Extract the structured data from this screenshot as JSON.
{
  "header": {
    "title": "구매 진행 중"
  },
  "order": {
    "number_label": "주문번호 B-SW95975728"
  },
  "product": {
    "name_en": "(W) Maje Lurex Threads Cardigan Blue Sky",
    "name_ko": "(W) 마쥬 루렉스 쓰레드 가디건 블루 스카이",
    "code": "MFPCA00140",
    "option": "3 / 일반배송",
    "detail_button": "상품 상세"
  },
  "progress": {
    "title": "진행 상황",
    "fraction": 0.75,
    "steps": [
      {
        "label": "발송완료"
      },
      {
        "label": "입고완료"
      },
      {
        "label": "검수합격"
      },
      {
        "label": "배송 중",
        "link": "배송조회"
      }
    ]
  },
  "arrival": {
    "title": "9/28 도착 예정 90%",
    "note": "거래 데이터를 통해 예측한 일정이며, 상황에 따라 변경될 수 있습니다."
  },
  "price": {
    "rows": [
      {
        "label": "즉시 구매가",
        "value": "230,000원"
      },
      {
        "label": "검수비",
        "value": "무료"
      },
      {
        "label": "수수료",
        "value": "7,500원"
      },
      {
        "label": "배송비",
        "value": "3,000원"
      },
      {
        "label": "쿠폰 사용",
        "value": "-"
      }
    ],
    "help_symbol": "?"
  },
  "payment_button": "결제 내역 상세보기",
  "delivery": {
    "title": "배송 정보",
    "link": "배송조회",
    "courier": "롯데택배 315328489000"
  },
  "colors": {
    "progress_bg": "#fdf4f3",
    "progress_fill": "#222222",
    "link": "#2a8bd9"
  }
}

::::::::

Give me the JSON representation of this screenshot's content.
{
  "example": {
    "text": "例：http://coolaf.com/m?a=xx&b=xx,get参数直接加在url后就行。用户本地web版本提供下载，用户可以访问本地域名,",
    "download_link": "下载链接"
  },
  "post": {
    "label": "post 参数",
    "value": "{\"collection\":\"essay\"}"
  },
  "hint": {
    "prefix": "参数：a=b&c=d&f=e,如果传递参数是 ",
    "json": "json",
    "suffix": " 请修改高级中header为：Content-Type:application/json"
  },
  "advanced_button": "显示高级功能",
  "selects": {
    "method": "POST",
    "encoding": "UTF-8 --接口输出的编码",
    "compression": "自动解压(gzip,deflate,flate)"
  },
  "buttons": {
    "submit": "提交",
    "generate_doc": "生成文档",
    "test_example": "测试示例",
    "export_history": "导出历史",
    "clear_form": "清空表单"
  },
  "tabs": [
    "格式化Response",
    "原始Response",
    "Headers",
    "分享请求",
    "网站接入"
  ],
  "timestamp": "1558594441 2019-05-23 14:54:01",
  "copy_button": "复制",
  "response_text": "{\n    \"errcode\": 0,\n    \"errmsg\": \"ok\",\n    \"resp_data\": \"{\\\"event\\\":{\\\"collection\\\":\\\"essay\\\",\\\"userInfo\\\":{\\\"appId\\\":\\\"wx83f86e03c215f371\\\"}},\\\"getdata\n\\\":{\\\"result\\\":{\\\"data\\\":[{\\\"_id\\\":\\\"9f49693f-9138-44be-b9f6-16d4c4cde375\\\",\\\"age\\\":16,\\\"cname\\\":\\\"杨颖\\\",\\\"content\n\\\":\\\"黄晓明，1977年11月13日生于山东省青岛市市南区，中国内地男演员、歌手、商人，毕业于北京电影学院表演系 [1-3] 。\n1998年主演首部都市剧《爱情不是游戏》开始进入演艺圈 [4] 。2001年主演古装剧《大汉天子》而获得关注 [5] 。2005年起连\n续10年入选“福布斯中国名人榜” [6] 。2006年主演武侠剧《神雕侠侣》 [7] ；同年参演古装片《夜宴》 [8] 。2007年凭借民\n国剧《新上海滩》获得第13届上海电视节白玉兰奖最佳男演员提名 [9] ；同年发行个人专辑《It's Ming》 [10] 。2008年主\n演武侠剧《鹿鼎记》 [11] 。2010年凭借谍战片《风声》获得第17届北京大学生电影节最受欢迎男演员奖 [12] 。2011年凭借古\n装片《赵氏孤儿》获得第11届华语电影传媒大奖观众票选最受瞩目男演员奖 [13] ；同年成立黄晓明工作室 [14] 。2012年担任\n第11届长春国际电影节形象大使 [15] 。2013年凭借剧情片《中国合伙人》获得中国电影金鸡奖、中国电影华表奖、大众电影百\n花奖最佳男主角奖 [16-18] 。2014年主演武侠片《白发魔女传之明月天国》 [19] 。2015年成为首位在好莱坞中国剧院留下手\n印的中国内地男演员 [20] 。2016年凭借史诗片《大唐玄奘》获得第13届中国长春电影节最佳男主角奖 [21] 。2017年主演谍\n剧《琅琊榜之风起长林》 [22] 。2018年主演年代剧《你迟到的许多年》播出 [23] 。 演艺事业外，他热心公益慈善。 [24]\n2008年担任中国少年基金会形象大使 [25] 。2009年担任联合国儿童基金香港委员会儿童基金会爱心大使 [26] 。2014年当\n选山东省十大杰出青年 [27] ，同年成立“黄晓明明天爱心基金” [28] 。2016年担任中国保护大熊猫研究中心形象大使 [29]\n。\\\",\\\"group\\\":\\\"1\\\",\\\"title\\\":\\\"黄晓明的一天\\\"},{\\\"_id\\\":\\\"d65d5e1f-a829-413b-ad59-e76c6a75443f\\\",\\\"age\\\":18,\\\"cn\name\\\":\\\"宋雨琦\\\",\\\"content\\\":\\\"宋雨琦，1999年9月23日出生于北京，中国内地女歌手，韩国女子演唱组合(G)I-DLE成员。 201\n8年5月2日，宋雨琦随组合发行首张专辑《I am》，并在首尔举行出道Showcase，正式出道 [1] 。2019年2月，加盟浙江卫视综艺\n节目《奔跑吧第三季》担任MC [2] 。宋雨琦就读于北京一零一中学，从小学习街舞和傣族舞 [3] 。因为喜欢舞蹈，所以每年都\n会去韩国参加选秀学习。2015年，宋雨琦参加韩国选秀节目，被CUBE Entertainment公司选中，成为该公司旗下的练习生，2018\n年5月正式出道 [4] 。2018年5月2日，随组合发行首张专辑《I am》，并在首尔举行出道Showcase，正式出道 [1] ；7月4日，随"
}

::::::::

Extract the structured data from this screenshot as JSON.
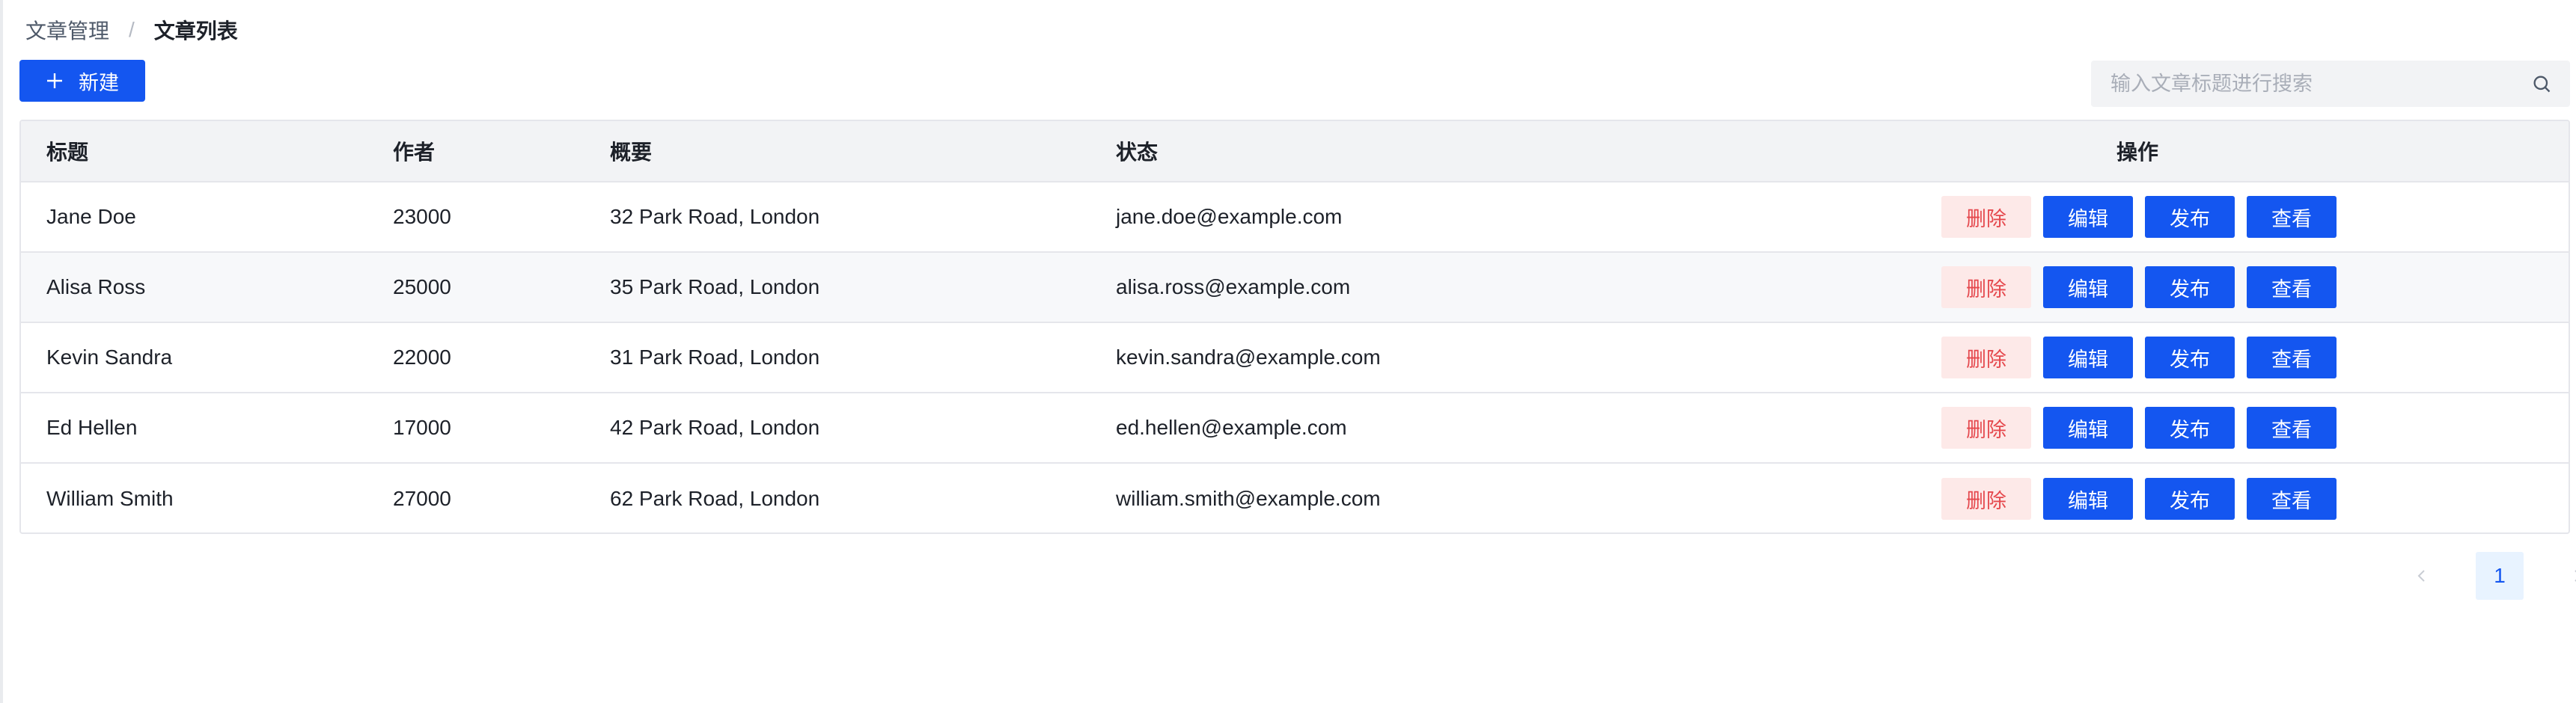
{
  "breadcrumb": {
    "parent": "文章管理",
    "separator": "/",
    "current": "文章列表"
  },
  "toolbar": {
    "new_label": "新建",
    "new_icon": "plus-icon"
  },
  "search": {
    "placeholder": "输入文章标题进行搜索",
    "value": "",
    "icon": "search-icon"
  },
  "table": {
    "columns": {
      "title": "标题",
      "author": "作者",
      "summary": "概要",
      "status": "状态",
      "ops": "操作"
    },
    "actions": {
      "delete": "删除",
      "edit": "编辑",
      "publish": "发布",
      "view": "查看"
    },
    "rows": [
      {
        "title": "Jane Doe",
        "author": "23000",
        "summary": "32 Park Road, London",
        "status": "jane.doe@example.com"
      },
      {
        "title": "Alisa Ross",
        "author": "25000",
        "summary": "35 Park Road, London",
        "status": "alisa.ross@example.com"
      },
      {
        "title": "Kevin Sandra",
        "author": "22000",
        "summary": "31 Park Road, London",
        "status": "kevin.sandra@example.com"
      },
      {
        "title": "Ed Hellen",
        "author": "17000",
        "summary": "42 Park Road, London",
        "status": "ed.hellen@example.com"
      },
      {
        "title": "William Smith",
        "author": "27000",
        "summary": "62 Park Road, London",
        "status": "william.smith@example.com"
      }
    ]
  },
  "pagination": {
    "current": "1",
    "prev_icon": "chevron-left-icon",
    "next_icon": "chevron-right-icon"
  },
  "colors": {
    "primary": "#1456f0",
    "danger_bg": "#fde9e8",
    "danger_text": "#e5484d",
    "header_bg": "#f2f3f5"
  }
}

::::::::

» **Work required**: Report the number of lines holding the string "London", without any other words.

» **Task result**: 5